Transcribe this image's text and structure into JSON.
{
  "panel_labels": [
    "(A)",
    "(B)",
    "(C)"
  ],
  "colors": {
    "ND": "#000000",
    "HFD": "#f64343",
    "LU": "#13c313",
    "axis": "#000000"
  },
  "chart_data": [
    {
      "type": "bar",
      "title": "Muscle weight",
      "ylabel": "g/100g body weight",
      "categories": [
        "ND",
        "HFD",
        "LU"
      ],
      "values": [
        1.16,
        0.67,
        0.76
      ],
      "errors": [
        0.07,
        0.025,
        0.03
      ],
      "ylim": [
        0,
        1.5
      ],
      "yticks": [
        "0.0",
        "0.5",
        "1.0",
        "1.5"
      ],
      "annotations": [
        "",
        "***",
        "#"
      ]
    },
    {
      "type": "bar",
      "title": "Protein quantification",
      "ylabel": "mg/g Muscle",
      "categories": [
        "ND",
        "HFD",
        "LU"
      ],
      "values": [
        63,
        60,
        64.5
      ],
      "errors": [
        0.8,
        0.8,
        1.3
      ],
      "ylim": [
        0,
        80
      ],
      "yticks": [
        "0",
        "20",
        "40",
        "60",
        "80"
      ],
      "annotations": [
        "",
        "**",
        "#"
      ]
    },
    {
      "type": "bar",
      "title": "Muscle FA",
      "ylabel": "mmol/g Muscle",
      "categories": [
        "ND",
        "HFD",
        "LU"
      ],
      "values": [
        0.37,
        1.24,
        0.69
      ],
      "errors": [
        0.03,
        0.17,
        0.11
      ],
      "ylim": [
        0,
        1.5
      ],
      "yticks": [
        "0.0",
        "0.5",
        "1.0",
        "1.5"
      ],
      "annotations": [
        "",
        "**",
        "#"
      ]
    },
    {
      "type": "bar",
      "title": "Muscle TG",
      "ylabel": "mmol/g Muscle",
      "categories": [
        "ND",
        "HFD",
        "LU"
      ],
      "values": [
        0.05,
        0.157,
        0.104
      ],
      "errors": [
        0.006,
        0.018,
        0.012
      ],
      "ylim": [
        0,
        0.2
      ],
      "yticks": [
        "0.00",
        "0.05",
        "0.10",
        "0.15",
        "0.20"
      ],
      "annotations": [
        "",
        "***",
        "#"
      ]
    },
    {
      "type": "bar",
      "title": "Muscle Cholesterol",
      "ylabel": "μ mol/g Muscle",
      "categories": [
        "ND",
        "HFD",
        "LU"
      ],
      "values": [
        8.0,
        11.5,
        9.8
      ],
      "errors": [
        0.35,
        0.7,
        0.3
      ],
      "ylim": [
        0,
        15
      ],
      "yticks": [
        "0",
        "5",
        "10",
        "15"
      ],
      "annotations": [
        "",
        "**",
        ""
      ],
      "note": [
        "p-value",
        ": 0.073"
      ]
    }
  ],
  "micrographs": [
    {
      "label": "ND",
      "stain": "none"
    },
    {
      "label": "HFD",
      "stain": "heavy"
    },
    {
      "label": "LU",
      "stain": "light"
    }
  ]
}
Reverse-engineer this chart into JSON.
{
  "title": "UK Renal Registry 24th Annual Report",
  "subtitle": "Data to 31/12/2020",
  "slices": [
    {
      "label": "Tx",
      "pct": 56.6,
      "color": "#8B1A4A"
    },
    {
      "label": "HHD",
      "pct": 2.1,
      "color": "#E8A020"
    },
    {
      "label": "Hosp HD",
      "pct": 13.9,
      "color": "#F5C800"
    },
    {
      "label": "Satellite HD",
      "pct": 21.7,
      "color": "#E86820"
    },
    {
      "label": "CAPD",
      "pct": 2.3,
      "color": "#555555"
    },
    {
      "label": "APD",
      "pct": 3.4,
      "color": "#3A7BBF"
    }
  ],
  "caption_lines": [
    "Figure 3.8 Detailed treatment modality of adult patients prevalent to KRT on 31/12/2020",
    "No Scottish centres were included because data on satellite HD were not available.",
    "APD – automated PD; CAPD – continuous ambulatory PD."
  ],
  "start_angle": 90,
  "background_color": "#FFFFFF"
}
───
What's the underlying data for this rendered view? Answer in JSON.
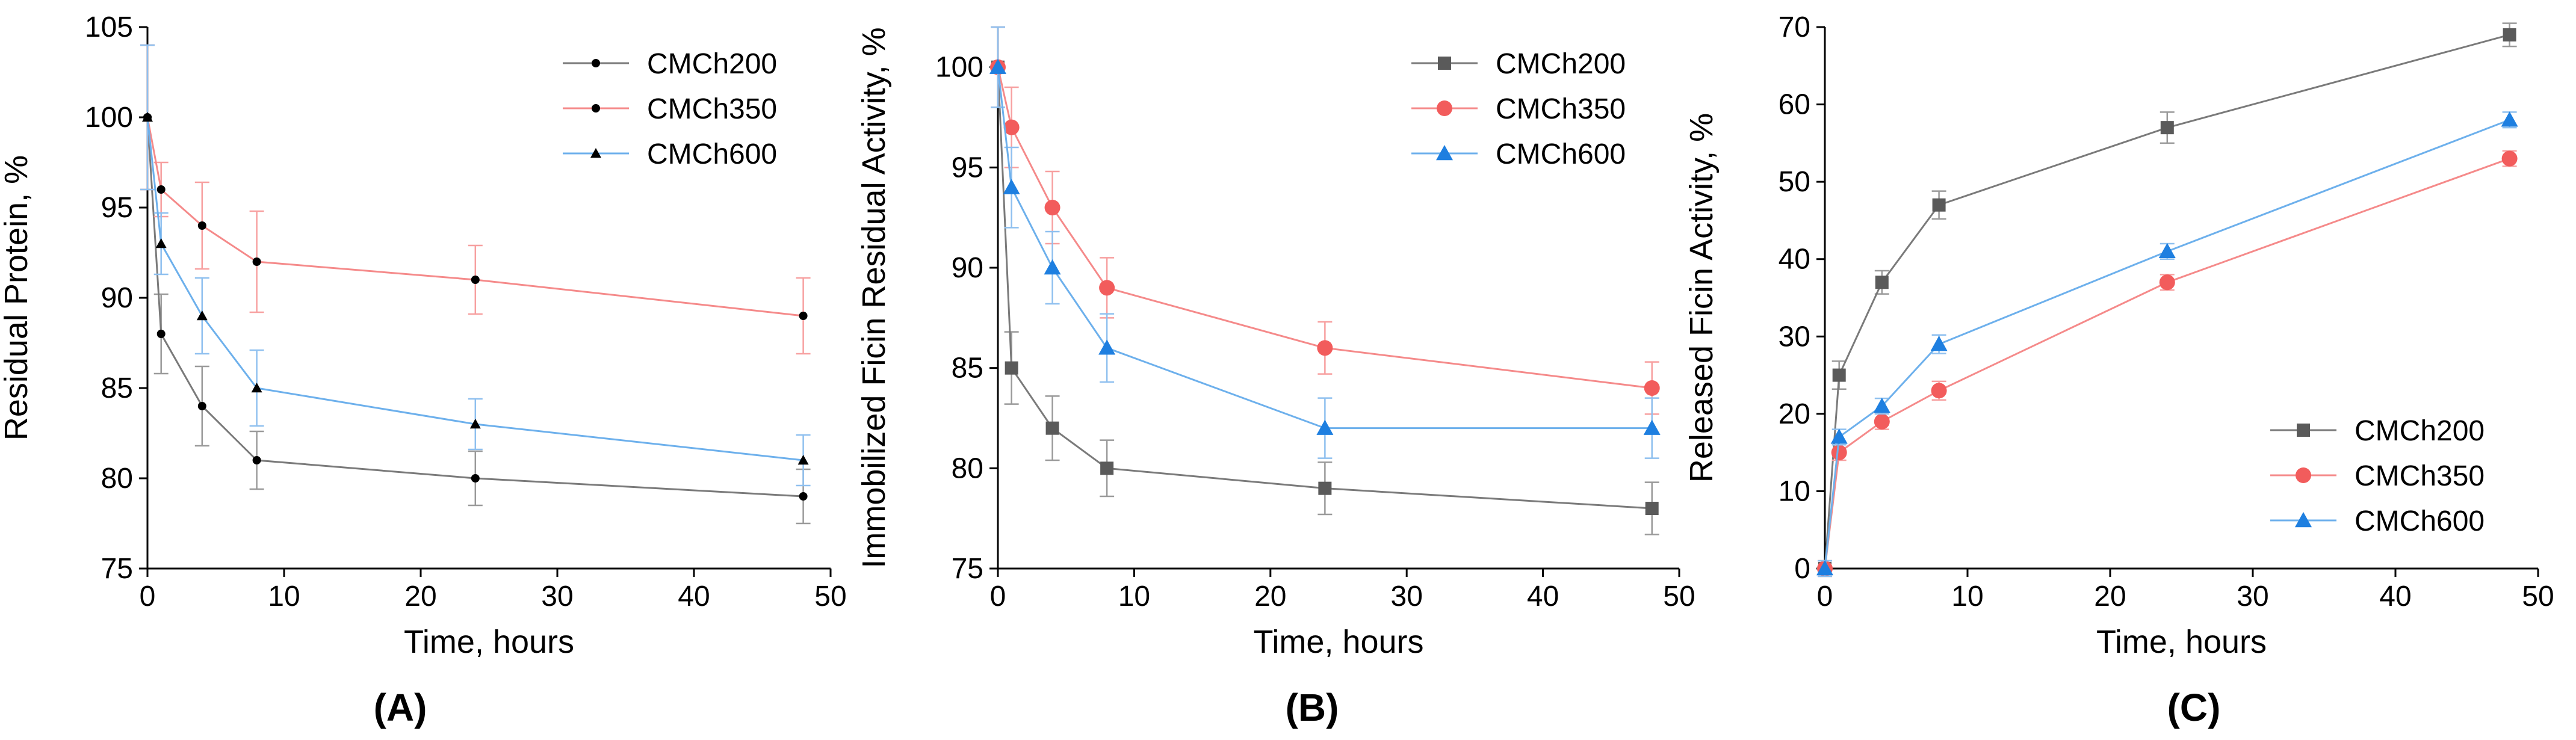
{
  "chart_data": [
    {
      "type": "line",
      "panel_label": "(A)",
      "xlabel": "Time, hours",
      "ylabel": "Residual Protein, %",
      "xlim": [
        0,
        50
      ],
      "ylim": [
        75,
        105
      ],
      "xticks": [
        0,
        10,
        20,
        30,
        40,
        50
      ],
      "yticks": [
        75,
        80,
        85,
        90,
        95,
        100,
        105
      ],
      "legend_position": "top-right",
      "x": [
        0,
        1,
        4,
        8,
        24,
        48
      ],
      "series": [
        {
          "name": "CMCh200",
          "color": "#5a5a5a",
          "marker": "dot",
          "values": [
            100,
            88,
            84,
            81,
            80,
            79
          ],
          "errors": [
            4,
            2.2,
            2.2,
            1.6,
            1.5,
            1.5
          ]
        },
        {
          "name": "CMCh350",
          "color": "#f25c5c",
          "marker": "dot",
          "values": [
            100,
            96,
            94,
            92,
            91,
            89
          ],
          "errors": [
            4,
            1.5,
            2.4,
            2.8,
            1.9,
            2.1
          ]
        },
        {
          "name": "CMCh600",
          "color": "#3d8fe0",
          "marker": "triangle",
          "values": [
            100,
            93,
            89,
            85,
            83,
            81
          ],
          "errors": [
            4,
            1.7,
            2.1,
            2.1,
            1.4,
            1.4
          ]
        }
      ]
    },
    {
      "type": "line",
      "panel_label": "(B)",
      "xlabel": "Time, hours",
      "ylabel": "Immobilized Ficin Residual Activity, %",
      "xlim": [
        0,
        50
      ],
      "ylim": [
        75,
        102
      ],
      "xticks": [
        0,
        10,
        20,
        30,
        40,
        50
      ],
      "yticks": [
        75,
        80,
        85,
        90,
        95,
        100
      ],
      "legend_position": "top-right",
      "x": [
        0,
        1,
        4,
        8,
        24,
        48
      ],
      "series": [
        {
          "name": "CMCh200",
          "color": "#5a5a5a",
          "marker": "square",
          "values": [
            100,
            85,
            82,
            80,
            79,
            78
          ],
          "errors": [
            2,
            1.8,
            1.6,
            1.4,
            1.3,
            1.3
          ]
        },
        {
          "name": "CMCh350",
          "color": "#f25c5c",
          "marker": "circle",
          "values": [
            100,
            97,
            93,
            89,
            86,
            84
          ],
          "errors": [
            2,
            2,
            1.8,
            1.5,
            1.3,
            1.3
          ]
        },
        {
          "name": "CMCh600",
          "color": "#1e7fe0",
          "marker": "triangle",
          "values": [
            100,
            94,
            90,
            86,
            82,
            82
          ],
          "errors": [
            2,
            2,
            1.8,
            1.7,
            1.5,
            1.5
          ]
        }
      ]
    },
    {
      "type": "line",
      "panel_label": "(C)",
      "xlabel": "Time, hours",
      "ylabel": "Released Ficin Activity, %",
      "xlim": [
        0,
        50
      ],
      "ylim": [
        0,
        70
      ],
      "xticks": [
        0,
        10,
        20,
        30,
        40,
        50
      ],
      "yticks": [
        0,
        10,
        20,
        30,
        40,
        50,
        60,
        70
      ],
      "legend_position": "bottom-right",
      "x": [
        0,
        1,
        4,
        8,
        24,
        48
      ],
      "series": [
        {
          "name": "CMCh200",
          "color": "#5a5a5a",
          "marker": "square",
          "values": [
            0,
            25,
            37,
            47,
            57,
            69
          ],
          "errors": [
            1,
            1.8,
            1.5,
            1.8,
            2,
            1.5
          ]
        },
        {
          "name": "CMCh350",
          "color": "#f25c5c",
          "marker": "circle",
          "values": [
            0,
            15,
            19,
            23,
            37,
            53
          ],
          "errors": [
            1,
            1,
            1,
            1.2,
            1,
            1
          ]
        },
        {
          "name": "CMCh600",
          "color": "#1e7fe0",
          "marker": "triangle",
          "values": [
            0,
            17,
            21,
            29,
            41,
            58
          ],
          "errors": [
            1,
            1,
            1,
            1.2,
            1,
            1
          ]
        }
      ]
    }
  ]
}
───
▶ What to produce
Every line in the records above with the string "ylabel" in it should be shown.

▶ Task output
      "ylabel": "g/100g body weight",
      "ylabel": "mg/g Muscle",
      "ylabel": "mmol/g Muscle",
      "ylabel": "mmol/g Muscle",
      "ylabel": "μ mol/g Muscle",
      "ylabel": "Residual Protein, %",
      "ylabel": "Immobilized Ficin Residual Activity, %",
      "ylabel": "Released Ficin Activity, %",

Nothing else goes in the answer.